(Written instruction): Reproduce all of the listing below without alteration.

-- start Input data --

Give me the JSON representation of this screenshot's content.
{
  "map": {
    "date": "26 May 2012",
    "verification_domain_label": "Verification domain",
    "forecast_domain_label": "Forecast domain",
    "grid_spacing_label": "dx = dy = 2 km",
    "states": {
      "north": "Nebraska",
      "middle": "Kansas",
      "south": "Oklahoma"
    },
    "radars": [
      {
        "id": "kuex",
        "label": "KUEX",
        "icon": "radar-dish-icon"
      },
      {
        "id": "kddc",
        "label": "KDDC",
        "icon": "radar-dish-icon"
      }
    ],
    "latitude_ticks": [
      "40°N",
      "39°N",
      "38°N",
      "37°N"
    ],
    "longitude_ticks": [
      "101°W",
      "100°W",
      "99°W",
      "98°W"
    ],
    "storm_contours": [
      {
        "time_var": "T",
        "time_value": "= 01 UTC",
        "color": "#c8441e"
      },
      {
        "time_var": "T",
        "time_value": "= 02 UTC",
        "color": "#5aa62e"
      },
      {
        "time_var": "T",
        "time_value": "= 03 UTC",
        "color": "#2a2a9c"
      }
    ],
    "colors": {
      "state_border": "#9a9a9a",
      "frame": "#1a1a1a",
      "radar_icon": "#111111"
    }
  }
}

-- end Input data --

(Task solution):
Give me the JSON representation of this screenshot's content.
{
  "map": {
    "date": "26 May 2012",
    "verification_domain_label": "Verification domain",
    "forecast_domain_label": "Forecast domain",
    "grid_spacing_label": "dx = dy = 2 km",
    "states": {
      "north": "Nebraska",
      "middle": "Kansas",
      "south": "Oklahoma"
    },
    "radars": [
      {
        "id": "kuex",
        "label": "KUEX",
        "icon": "radar-dish-icon"
      },
      {
        "id": "kddc",
        "label": "KDDC",
        "icon": "radar-dish-icon"
      }
    ],
    "latitude_ticks": [
      "40°N",
      "39°N",
      "38°N",
      "37°N"
    ],
    "longitude_ticks": [
      "101°W",
      "100°W",
      "99°W",
      "98°W"
    ],
    "storm_contours": [
      {
        "time_var": "T",
        "time_value": "= 01 UTC",
        "color": "#c8441e"
      },
      {
        "time_var": "T",
        "time_value": "= 02 UTC",
        "color": "#5aa62e"
      },
      {
        "time_var": "T",
        "time_value": "= 03 UTC",
        "color": "#2a2a9c"
      }
    ],
    "colors": {
      "state_border": "#9a9a9a",
      "frame": "#1a1a1a",
      "radar_icon": "#111111"
    }
  }
}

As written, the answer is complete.